_WORK REQUIRED_
Scan the records below. List lines holding "manpower".

----- DATA FOR THE TASK

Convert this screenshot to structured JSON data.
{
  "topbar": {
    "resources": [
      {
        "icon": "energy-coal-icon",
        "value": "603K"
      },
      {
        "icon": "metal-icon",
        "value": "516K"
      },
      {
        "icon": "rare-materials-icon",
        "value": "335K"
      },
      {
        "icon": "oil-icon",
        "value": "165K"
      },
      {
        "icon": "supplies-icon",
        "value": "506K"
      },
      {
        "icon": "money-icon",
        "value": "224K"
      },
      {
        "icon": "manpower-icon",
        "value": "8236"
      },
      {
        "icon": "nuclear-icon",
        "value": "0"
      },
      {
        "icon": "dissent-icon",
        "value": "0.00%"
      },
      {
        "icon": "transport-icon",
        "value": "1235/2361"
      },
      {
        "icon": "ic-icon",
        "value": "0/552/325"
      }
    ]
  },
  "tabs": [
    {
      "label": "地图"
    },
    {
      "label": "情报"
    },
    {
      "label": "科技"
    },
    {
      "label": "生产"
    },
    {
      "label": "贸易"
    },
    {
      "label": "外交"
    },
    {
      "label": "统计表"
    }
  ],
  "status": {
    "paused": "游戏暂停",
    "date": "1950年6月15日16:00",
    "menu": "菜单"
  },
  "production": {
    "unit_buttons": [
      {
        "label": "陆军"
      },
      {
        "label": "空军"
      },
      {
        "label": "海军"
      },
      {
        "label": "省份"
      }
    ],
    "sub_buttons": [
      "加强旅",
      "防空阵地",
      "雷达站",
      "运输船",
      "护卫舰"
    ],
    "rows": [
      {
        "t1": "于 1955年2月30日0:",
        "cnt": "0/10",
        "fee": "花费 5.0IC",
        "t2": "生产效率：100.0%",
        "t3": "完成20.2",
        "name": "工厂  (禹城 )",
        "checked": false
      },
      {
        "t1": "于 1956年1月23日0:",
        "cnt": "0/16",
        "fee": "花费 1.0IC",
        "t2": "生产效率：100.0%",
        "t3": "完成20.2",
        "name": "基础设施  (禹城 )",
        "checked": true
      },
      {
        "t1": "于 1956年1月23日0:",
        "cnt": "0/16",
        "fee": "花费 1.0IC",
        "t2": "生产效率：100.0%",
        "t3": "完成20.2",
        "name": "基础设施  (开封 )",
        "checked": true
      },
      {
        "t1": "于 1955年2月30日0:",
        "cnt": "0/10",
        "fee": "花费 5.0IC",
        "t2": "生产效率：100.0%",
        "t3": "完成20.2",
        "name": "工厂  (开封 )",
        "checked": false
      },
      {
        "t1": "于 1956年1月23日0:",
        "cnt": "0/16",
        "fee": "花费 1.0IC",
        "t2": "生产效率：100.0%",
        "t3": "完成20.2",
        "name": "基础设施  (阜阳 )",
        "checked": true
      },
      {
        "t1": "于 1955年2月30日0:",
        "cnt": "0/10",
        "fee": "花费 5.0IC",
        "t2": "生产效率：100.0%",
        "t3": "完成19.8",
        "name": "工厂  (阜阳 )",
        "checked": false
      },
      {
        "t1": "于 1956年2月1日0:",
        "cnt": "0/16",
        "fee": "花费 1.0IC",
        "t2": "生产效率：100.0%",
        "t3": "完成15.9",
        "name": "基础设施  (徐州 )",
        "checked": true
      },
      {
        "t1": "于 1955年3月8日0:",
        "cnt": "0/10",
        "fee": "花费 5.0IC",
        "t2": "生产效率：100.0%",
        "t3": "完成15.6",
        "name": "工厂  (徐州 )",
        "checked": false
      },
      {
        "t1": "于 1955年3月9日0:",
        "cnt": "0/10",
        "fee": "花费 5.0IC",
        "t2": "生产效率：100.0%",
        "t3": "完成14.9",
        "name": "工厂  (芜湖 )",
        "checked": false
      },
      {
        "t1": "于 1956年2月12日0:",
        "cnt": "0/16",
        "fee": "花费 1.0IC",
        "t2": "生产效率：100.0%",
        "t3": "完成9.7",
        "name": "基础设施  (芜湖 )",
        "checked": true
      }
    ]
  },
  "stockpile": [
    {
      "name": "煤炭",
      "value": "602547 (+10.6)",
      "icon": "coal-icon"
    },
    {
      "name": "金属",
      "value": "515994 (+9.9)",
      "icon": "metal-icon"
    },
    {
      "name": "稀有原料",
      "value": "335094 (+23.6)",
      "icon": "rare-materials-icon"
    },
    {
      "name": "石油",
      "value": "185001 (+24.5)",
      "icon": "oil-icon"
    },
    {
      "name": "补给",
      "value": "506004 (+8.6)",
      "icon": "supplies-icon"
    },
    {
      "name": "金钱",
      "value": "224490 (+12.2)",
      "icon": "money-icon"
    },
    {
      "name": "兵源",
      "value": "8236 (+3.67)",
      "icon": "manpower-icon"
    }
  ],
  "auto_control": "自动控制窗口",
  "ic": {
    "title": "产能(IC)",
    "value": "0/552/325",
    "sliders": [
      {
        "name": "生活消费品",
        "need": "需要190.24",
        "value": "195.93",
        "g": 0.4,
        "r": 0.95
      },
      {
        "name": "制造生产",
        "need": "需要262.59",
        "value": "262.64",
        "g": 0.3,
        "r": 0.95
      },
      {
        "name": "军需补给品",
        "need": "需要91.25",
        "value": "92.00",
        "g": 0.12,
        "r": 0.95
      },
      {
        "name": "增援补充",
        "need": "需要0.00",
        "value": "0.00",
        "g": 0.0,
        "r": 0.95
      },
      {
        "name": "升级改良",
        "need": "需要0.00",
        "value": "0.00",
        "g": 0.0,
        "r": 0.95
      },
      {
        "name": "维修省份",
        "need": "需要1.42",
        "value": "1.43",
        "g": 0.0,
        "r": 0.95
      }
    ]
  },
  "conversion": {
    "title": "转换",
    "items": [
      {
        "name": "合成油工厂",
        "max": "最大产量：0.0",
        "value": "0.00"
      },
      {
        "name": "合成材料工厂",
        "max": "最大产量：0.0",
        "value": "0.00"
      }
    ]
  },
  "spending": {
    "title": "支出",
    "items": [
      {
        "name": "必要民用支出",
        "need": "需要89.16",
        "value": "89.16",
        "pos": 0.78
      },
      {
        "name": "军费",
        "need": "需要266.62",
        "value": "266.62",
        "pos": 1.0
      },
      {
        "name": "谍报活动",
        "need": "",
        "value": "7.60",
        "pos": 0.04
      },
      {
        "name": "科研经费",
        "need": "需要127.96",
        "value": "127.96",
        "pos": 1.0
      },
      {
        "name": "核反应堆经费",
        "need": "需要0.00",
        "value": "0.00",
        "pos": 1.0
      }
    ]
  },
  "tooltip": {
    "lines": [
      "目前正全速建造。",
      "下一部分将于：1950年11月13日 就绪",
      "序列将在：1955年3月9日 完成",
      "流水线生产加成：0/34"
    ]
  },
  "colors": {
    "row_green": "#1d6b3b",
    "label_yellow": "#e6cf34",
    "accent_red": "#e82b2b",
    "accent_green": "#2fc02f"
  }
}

----------

_EXERCISE RESPONSE_
        "icon": "manpower-icon",
      "icon": "manpower-icon"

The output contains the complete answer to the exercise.